**EXERCISE DETAILS**
Every line that contains the word "Warwick" should be copied out.

**SUPPLIED INFORMATION**
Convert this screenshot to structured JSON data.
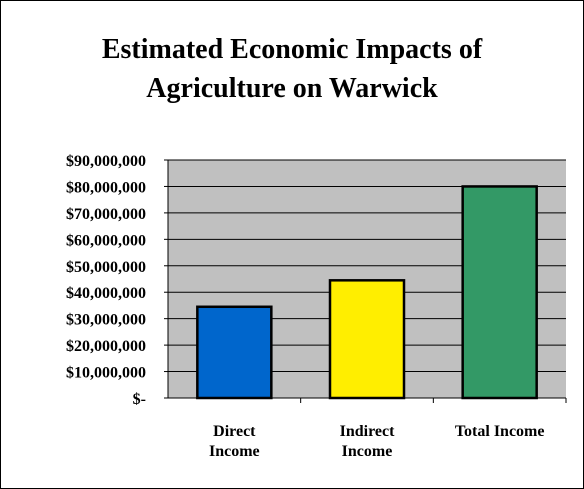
{
  "chart_data": {
    "type": "bar",
    "title": "Estimated Economic Impacts of Agriculture on Warwick",
    "title_lines": [
      "Estimated Economic Impacts of",
      "Agriculture on Warwick"
    ],
    "categories": [
      "Direct Income",
      "Indirect Income",
      "Total Income"
    ],
    "category_lines": [
      [
        "Direct",
        "Income"
      ],
      [
        "Indirect",
        "Income"
      ],
      [
        "Total Income"
      ]
    ],
    "values": [
      34500000,
      44500000,
      80000000
    ],
    "bar_colors": [
      "#0066cc",
      "#ffee00",
      "#339966"
    ],
    "plot_background": "#c0c0c0",
    "ylim": [
      0,
      90000000
    ],
    "y_ticks": [
      0,
      10000000,
      20000000,
      30000000,
      40000000,
      50000000,
      60000000,
      70000000,
      80000000,
      90000000
    ],
    "y_tick_labels": [
      "$-",
      "$10,000,000",
      "$20,000,000",
      "$30,000,000",
      "$40,000,000",
      "$50,000,000",
      "$60,000,000",
      "$70,000,000",
      "$80,000,000",
      "$90,000,000"
    ],
    "grid": true,
    "legend": false,
    "xlabel": "",
    "ylabel": ""
  }
}
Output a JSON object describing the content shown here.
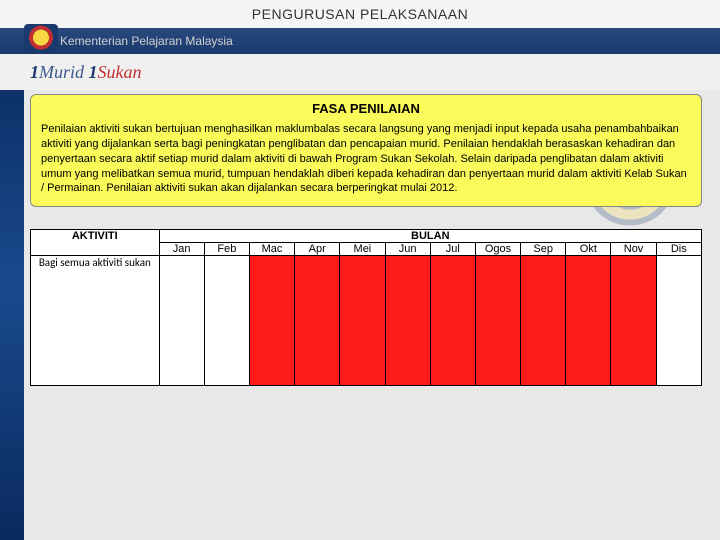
{
  "page_title": "PENGURUSAN PELAKSANAAN",
  "ministry": "Kementerian Pelajaran Malaysia",
  "logo": {
    "one1": "1",
    "murid": "Murid",
    "one2": " 1",
    "sukan": "Sukan"
  },
  "section": {
    "title": "FASA PENILAIAN",
    "body": "Penilaian aktiviti sukan bertujuan menghasilkan maklumbalas secara langsung yang menjadi input kepada usaha penambahbaikan aktiviti yang dijalankan serta bagi peningkatan penglibatan dan pencapaian murid. Penilaian hendaklah berasaskan kehadiran dan penyertaan secara aktif setiap murid dalam aktiviti di bawah Program Sukan Sekolah. Selain daripada penglibatan dalam aktiviti umum yang melibatkan semua murid, tumpuan hendaklah diberi kepada kehadiran dan penyertaan murid dalam aktiviti Kelab Sukan / Permainan. Penilaian aktiviti sukan akan dijalankan secara berperingkat mulai 2012."
  },
  "table": {
    "aktiviti_header": "AKTIVITI",
    "bulan_header": "BULAN",
    "months": [
      "Jan",
      "Feb",
      "Mac",
      "Apr",
      "Mei",
      "Jun",
      "Jul",
      "Ogos",
      "Sep",
      "Okt",
      "Nov",
      "Dis"
    ],
    "row_label": "Bagi semua aktiviti sukan",
    "fill_color": "#ff1a1a",
    "empty_color": "#ffffff",
    "fills": [
      false,
      false,
      true,
      true,
      true,
      true,
      true,
      true,
      true,
      true,
      true,
      false
    ]
  }
}
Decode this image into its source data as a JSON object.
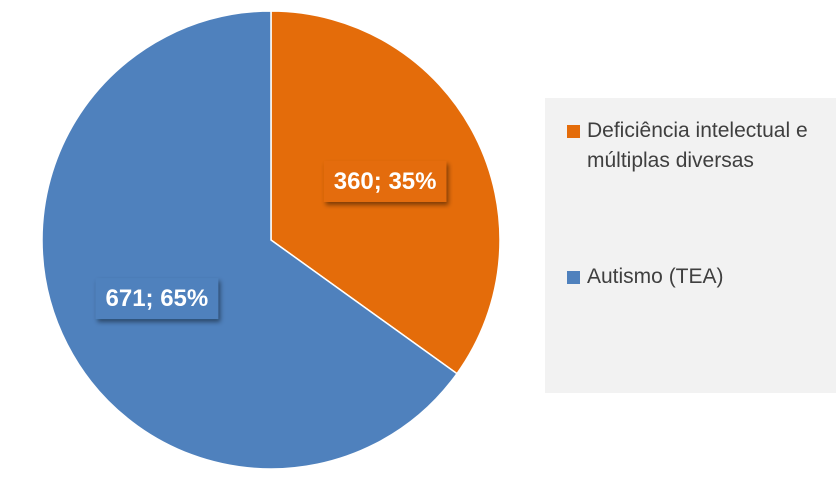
{
  "chart_data": {
    "type": "pie",
    "start_angle_deg": 0,
    "direction": "clockwise",
    "slices": [
      {
        "name": "Deficiência intelectual e múltiplas diversas",
        "value": 360,
        "percent": 35,
        "label": "360; 35%",
        "color": "#e46c0a"
      },
      {
        "name": "Autismo (TEA)",
        "value": 671,
        "percent": 65,
        "label": "671; 65%",
        "color": "#4f81bd"
      }
    ],
    "legend_position": "right",
    "title": "",
    "label_box_color": "#e46c0a",
    "label_box_color_2": "#4f81bd",
    "legend_background": "#f2f2f2",
    "background": "#ffffff"
  }
}
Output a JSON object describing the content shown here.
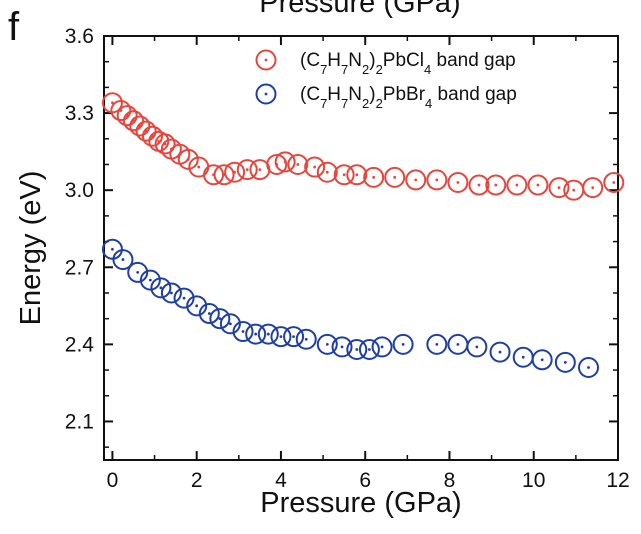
{
  "panel_label": "f",
  "top_clipped_title": "Pressure (GPa)",
  "chart_data": {
    "type": "scatter",
    "xlabel": "Pressure (GPa)",
    "ylabel": "Energy (eV)",
    "xlim": [
      -0.2,
      12
    ],
    "ylim": [
      1.95,
      3.6
    ],
    "xticks": [
      0,
      2,
      4,
      6,
      8,
      10,
      12
    ],
    "xtick_labels": [
      "0",
      "2",
      "4",
      "6",
      "8",
      "10",
      "12"
    ],
    "yticks": [
      2.1,
      2.4,
      2.7,
      3.0,
      3.3,
      3.6
    ],
    "ytick_labels": [
      "2.1",
      "2.4",
      "2.7",
      "3.0",
      "3.3",
      "3.6"
    ],
    "grid": false,
    "legend_position": "top-right",
    "series": [
      {
        "name": "(C7H7N2)2PbCl4 band gap",
        "legend_parts": [
          {
            "t": "(C",
            "sub": false
          },
          {
            "t": "7",
            "sub": true
          },
          {
            "t": "H",
            "sub": false
          },
          {
            "t": "7",
            "sub": true
          },
          {
            "t": "N",
            "sub": false
          },
          {
            "t": "2",
            "sub": true
          },
          {
            "t": ")",
            "sub": false
          },
          {
            "t": "2",
            "sub": true
          },
          {
            "t": "PbCl",
            "sub": false
          },
          {
            "t": "4",
            "sub": true
          },
          {
            "t": " band gap",
            "sub": false
          }
        ],
        "color": "#e8453c",
        "x": [
          0.0,
          0.2,
          0.35,
          0.5,
          0.65,
          0.8,
          0.95,
          1.1,
          1.25,
          1.4,
          1.6,
          1.8,
          2.05,
          2.4,
          2.65,
          2.9,
          3.2,
          3.5,
          3.9,
          4.1,
          4.4,
          4.8,
          5.1,
          5.5,
          5.8,
          6.2,
          6.7,
          7.2,
          7.7,
          8.2,
          8.7,
          9.1,
          9.6,
          10.1,
          10.6,
          10.95,
          11.4,
          11.9
        ],
        "y": [
          3.34,
          3.31,
          3.29,
          3.27,
          3.25,
          3.23,
          3.21,
          3.19,
          3.18,
          3.16,
          3.14,
          3.12,
          3.09,
          3.06,
          3.06,
          3.07,
          3.08,
          3.08,
          3.1,
          3.11,
          3.1,
          3.09,
          3.07,
          3.06,
          3.06,
          3.05,
          3.05,
          3.04,
          3.04,
          3.03,
          3.02,
          3.02,
          3.02,
          3.02,
          3.01,
          3.0,
          3.01,
          3.03
        ]
      },
      {
        "name": "(C7H7N2)2PbBr4 band gap",
        "legend_parts": [
          {
            "t": "(C",
            "sub": false
          },
          {
            "t": "7",
            "sub": true
          },
          {
            "t": "H",
            "sub": false
          },
          {
            "t": "7",
            "sub": true
          },
          {
            "t": "N",
            "sub": false
          },
          {
            "t": "2",
            "sub": true
          },
          {
            "t": ")",
            "sub": false
          },
          {
            "t": "2",
            "sub": true
          },
          {
            "t": "PbBr",
            "sub": false
          },
          {
            "t": "4",
            "sub": true
          },
          {
            "t": " band gap",
            "sub": false
          }
        ],
        "color": "#1f3fa6",
        "x": [
          0.0,
          0.25,
          0.6,
          0.9,
          1.15,
          1.4,
          1.7,
          2.0,
          2.3,
          2.55,
          2.8,
          3.1,
          3.4,
          3.7,
          4.0,
          4.3,
          4.6,
          5.1,
          5.45,
          5.8,
          6.1,
          6.4,
          6.9,
          7.7,
          8.2,
          8.65,
          9.2,
          9.75,
          10.2,
          10.75,
          11.3
        ],
        "y": [
          2.77,
          2.73,
          2.68,
          2.65,
          2.62,
          2.6,
          2.58,
          2.55,
          2.52,
          2.5,
          2.48,
          2.45,
          2.44,
          2.44,
          2.43,
          2.43,
          2.42,
          2.4,
          2.39,
          2.38,
          2.38,
          2.39,
          2.4,
          2.4,
          2.4,
          2.39,
          2.37,
          2.35,
          2.34,
          2.33,
          2.31
        ]
      }
    ]
  }
}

**EXERCISE ANSWER**
    "title": "Estimated Economic Impacts of Agriculture on Warwick",
      "Agriculture on Warwick"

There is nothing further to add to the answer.